**WRITTEN INSTRUCTION**
Output each entry that follows exactly. Images stay out.

**GIVEN RECORDS**
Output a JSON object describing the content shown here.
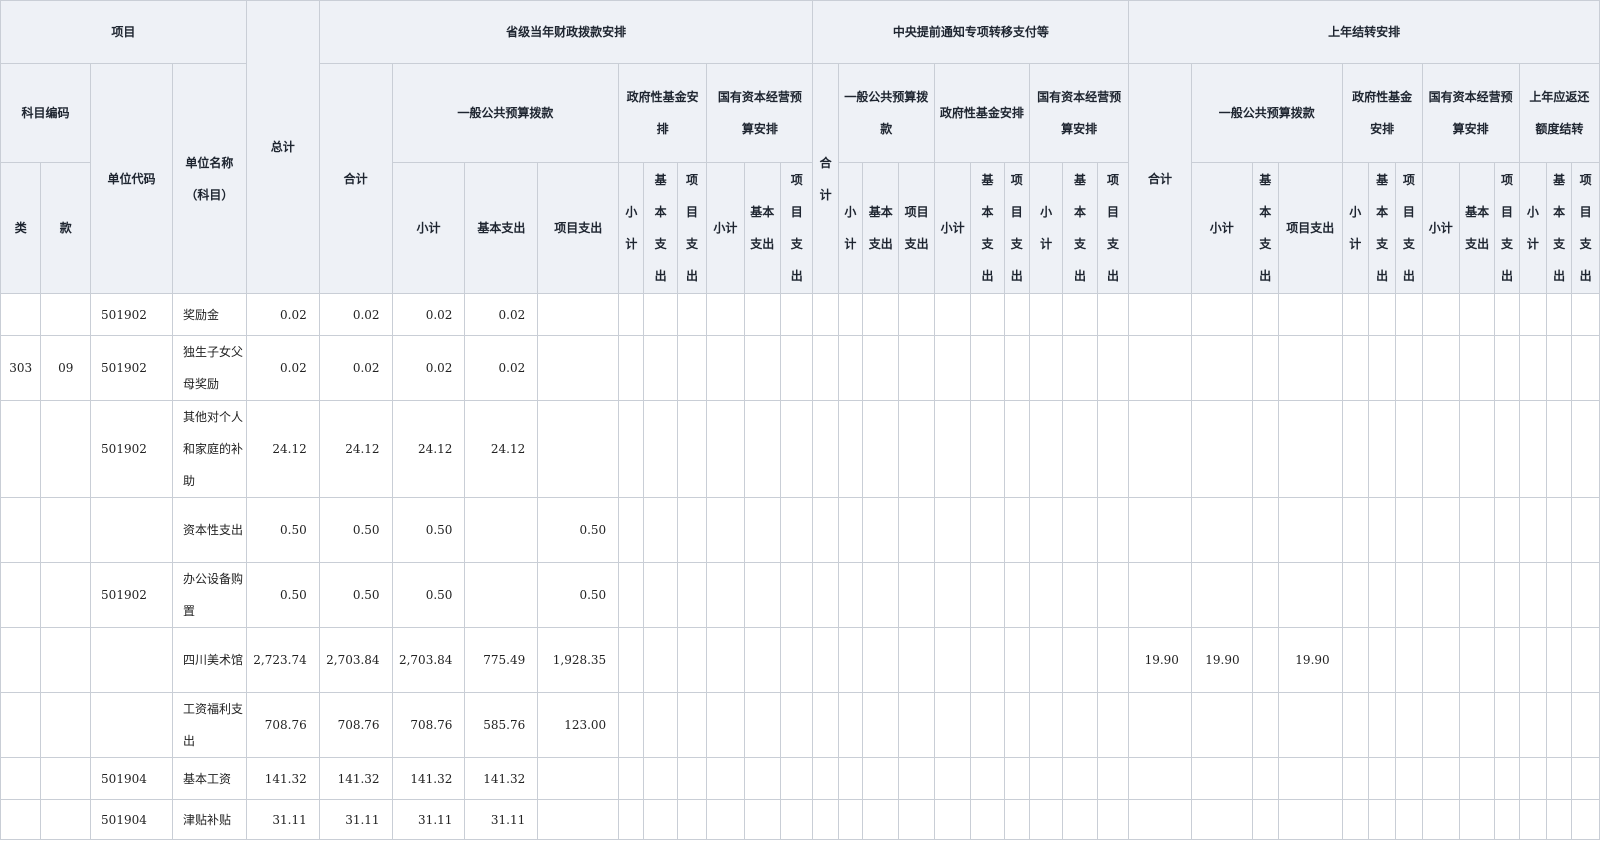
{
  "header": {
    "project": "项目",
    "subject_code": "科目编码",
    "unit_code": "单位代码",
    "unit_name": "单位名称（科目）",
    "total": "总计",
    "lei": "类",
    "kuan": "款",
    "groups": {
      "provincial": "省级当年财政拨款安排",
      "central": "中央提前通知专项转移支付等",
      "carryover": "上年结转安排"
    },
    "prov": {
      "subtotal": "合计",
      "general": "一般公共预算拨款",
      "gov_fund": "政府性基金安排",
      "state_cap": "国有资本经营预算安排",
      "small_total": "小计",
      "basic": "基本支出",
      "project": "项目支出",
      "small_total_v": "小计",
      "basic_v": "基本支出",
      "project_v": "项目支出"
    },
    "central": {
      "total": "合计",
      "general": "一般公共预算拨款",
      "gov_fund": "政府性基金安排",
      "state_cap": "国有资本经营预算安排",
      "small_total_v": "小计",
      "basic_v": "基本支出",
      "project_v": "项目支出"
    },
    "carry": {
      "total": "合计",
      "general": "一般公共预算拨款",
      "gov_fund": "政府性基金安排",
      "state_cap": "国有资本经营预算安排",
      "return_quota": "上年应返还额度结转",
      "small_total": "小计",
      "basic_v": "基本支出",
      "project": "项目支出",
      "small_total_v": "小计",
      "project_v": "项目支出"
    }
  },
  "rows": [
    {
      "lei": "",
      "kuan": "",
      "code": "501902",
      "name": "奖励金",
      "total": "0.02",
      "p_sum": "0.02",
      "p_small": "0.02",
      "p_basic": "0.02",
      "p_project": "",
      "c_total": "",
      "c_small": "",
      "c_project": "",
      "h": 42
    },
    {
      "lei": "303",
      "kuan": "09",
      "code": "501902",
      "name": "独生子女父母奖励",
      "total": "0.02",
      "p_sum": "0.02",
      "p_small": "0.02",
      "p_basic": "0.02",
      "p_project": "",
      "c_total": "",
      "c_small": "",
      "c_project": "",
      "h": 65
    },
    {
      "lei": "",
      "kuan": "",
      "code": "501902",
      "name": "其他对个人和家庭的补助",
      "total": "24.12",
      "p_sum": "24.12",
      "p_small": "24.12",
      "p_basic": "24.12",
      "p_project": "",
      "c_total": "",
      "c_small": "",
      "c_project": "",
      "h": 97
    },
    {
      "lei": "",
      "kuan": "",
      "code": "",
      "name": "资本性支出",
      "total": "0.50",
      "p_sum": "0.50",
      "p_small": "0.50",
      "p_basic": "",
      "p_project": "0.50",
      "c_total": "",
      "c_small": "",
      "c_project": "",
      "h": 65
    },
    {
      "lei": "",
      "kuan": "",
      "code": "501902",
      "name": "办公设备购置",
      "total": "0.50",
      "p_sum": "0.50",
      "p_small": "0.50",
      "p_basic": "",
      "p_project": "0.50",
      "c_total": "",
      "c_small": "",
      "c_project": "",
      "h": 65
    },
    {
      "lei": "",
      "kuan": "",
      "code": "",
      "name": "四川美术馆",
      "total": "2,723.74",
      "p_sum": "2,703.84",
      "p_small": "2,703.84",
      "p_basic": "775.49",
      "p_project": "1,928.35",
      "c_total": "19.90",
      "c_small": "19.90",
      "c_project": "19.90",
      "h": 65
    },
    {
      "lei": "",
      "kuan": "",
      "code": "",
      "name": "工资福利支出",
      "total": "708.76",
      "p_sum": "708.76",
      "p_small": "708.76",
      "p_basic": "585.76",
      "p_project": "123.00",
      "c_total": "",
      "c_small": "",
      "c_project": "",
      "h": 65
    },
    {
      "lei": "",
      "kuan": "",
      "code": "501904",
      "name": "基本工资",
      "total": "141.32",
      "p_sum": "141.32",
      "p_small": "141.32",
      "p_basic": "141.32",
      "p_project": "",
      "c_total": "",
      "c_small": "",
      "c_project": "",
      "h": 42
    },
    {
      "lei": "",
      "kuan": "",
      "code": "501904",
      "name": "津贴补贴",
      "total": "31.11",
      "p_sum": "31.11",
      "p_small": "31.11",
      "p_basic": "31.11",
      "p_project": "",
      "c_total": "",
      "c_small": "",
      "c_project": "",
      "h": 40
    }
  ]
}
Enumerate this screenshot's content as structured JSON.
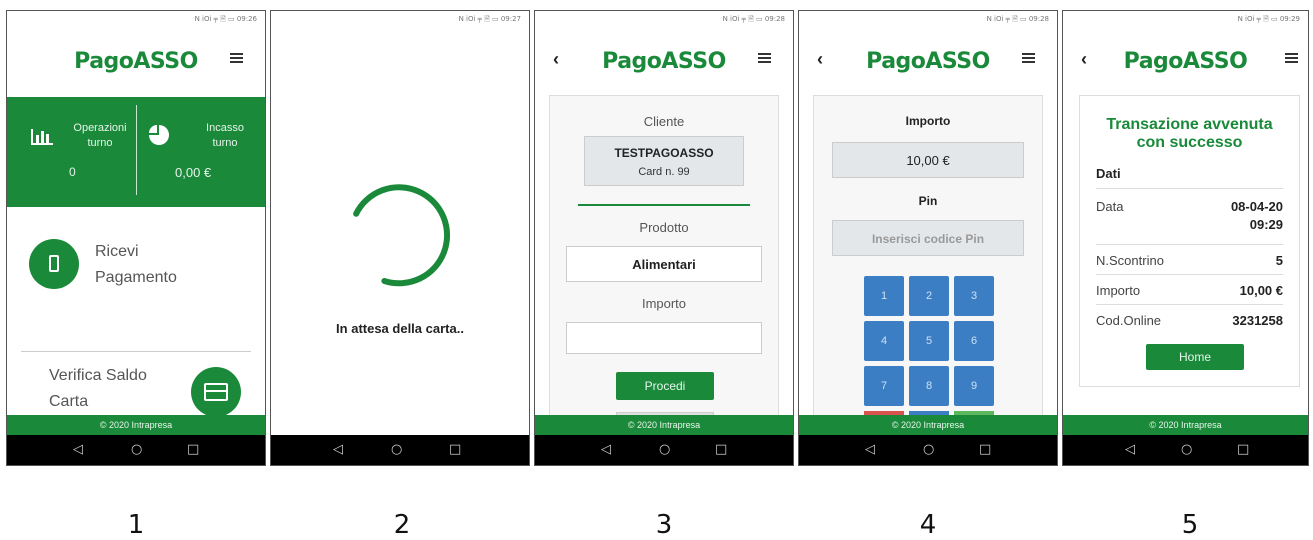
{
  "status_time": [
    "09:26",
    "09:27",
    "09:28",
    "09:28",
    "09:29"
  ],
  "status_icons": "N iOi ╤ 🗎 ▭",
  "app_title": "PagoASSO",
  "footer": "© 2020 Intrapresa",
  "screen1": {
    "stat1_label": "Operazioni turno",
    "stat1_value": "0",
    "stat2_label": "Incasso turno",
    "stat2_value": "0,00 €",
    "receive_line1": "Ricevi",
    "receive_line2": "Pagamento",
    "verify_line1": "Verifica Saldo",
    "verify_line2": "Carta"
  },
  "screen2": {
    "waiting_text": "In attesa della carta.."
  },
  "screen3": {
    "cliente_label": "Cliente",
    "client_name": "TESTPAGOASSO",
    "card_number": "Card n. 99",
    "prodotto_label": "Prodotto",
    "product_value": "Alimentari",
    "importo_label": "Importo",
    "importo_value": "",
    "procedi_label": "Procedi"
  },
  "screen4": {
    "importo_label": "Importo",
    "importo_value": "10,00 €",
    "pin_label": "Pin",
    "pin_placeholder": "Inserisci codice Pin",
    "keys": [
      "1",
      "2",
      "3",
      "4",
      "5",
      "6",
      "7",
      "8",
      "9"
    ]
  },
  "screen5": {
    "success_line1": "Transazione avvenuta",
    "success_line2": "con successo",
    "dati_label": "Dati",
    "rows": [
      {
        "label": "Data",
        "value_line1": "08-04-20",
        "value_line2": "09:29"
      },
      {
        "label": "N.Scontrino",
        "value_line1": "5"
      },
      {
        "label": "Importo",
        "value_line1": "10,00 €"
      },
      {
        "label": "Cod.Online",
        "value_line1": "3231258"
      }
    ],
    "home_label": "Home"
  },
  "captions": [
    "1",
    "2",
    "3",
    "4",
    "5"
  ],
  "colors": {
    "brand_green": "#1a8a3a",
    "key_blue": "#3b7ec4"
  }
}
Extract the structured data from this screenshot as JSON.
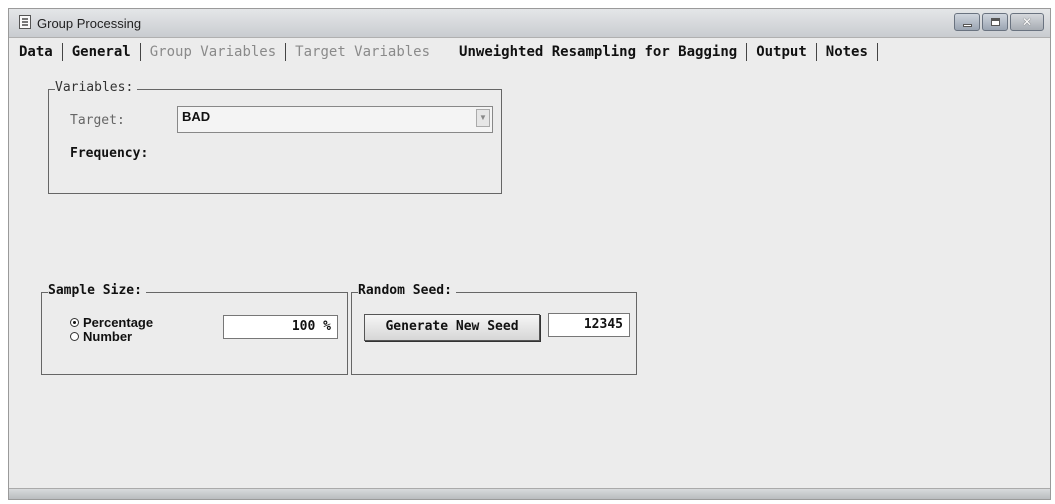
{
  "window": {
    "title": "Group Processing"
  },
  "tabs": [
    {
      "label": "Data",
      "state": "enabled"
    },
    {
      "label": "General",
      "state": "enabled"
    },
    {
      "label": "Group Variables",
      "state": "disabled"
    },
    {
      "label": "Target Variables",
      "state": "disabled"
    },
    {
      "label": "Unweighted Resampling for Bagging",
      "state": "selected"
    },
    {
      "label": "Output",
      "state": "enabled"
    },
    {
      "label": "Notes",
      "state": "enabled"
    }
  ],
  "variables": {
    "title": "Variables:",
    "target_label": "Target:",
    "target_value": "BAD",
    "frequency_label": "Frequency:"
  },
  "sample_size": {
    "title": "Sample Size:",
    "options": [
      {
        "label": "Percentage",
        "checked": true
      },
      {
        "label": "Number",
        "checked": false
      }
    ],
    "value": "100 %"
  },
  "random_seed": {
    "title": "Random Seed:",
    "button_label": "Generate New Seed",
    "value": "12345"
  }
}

**EXERCISE SOLUTION**
Output a JSON object describing the content shown here.
{
  "header": {
    "project": "项目",
    "subject_code": "科目编码",
    "unit_code": "单位代码",
    "unit_name": "单位名称（科目）",
    "total": "总计",
    "lei": "类",
    "kuan": "款",
    "groups": {
      "provincial": "省级当年财政拨款安排",
      "central": "中央提前通知专项转移支付等",
      "carryover": "上年结转安排"
    },
    "prov": {
      "subtotal": "合计",
      "general": "一般公共预算拨款",
      "gov_fund": "政府性基金安排",
      "state_cap": "国有资本经营预算安排",
      "small_total": "小计",
      "basic": "基本支出",
      "project": "项目支出",
      "small_total_v": "小计",
      "basic_v": "基本支出",
      "project_v": "项目支出"
    },
    "central": {
      "total": "合计",
      "general": "一般公共预算拨款",
      "gov_fund": "政府性基金安排",
      "state_cap": "国有资本经营预算安排",
      "small_total_v": "小计",
      "basic_v": "基本支出",
      "project_v": "项目支出"
    },
    "carry": {
      "total": "合计",
      "general": "一般公共预算拨款",
      "gov_fund": "政府性基金安排",
      "state_cap": "国有资本经营预算安排",
      "return_quota": "上年应返还额度结转",
      "small_total": "小计",
      "basic_v": "基本支出",
      "project": "项目支出",
      "small_total_v": "小计",
      "project_v": "项目支出"
    }
  },
  "rows": [
    {
      "lei": "",
      "kuan": "",
      "code": "501902",
      "name": "奖励金",
      "total": "0.02",
      "p_sum": "0.02",
      "p_small": "0.02",
      "p_basic": "0.02",
      "p_project": "",
      "c_total": "",
      "c_small": "",
      "c_project": "",
      "h": 42
    },
    {
      "lei": "303",
      "kuan": "09",
      "code": "501902",
      "name": "独生子女父母奖励",
      "total": "0.02",
      "p_sum": "0.02",
      "p_small": "0.02",
      "p_basic": "0.02",
      "p_project": "",
      "c_total": "",
      "c_small": "",
      "c_project": "",
      "h": 65
    },
    {
      "lei": "",
      "kuan": "",
      "code": "501902",
      "name": "其他对个人和家庭的补助",
      "total": "24.12",
      "p_sum": "24.12",
      "p_small": "24.12",
      "p_basic": "24.12",
      "p_project": "",
      "c_total": "",
      "c_small": "",
      "c_project": "",
      "h": 97
    },
    {
      "lei": "",
      "kuan": "",
      "code": "",
      "name": "资本性支出",
      "total": "0.50",
      "p_sum": "0.50",
      "p_small": "0.50",
      "p_basic": "",
      "p_project": "0.50",
      "c_total": "",
      "c_small": "",
      "c_project": "",
      "h": 65
    },
    {
      "lei": "",
      "kuan": "",
      "code": "501902",
      "name": "办公设备购置",
      "total": "0.50",
      "p_sum": "0.50",
      "p_small": "0.50",
      "p_basic": "",
      "p_project": "0.50",
      "c_total": "",
      "c_small": "",
      "c_project": "",
      "h": 65
    },
    {
      "lei": "",
      "kuan": "",
      "code": "",
      "name": "四川美术馆",
      "total": "2,723.74",
      "p_sum": "2,703.84",
      "p_small": "2,703.84",
      "p_basic": "775.49",
      "p_project": "1,928.35",
      "c_total": "19.90",
      "c_small": "19.90",
      "c_project": "19.90",
      "h": 65
    },
    {
      "lei": "",
      "kuan": "",
      "code": "",
      "name": "工资福利支出",
      "total": "708.76",
      "p_sum": "708.76",
      "p_small": "708.76",
      "p_basic": "585.76",
      "p_project": "123.00",
      "c_total": "",
      "c_small": "",
      "c_project": "",
      "h": 65
    },
    {
      "lei": "",
      "kuan": "",
      "code": "501904",
      "name": "基本工资",
      "total": "141.32",
      "p_sum": "141.32",
      "p_small": "141.32",
      "p_basic": "141.32",
      "p_project": "",
      "c_total": "",
      "c_small": "",
      "c_project": "",
      "h": 42
    },
    {
      "lei": "",
      "kuan": "",
      "code": "501904",
      "name": "津贴补贴",
      "total": "31.11",
      "p_sum": "31.11",
      "p_small": "31.11",
      "p_basic": "31.11",
      "p_project": "",
      "c_total": "",
      "c_small": "",
      "c_project": "",
      "h": 40
    }
  ]
}
Enumerate this screenshot's content as structured JSON.
{
  "status_time": [
    "09:26",
    "09:27",
    "09:28",
    "09:28",
    "09:29"
  ],
  "status_icons": "N iOi ╤ 🗎 ▭",
  "app_title": "PagoASSO",
  "footer": "© 2020 Intrapresa",
  "screen1": {
    "stat1_label": "Operazioni turno",
    "stat1_value": "0",
    "stat2_label": "Incasso turno",
    "stat2_value": "0,00 €",
    "receive_line1": "Ricevi",
    "receive_line2": "Pagamento",
    "verify_line1": "Verifica Saldo",
    "verify_line2": "Carta"
  },
  "screen2": {
    "waiting_text": "In attesa della carta.."
  },
  "screen3": {
    "cliente_label": "Cliente",
    "client_name": "TESTPAGOASSO",
    "card_number": "Card n. 99",
    "prodotto_label": "Prodotto",
    "product_value": "Alimentari",
    "importo_label": "Importo",
    "importo_value": "",
    "procedi_label": "Procedi"
  },
  "screen4": {
    "importo_label": "Importo",
    "importo_value": "10,00 €",
    "pin_label": "Pin",
    "pin_placeholder": "Inserisci codice Pin",
    "keys": [
      "1",
      "2",
      "3",
      "4",
      "5",
      "6",
      "7",
      "8",
      "9"
    ]
  },
  "screen5": {
    "success_line1": "Transazione avvenuta",
    "success_line2": "con successo",
    "dati_label": "Dati",
    "rows": [
      {
        "label": "Data",
        "value_line1": "08-04-20",
        "value_line2": "09:29"
      },
      {
        "label": "N.Scontrino",
        "value_line1": "5"
      },
      {
        "label": "Importo",
        "value_line1": "10,00 €"
      },
      {
        "label": "Cod.Online",
        "value_line1": "3231258"
      }
    ],
    "home_label": "Home"
  },
  "captions": [
    "1",
    "2",
    "3",
    "4",
    "5"
  ],
  "colors": {
    "brand_green": "#1a8a3a",
    "key_blue": "#3b7ec4"
  }
}
Extract the structured data from this screenshot as JSON.
{
  "window": {
    "title": "Group Processing"
  },
  "tabs": [
    {
      "label": "Data",
      "state": "enabled"
    },
    {
      "label": "General",
      "state": "enabled"
    },
    {
      "label": "Group Variables",
      "state": "disabled"
    },
    {
      "label": "Target Variables",
      "state": "disabled"
    },
    {
      "label": "Unweighted Resampling for Bagging",
      "state": "selected"
    },
    {
      "label": "Output",
      "state": "enabled"
    },
    {
      "label": "Notes",
      "state": "enabled"
    }
  ],
  "variables": {
    "title": "Variables:",
    "target_label": "Target:",
    "target_value": "BAD",
    "frequency_label": "Frequency:"
  },
  "sample_size": {
    "title": "Sample Size:",
    "options": [
      {
        "label": "Percentage",
        "checked": true
      },
      {
        "label": "Number",
        "checked": false
      }
    ],
    "value": "100 %"
  },
  "random_seed": {
    "title": "Random Seed:",
    "button_label": "Generate New Seed",
    "value": "12345"
  }
}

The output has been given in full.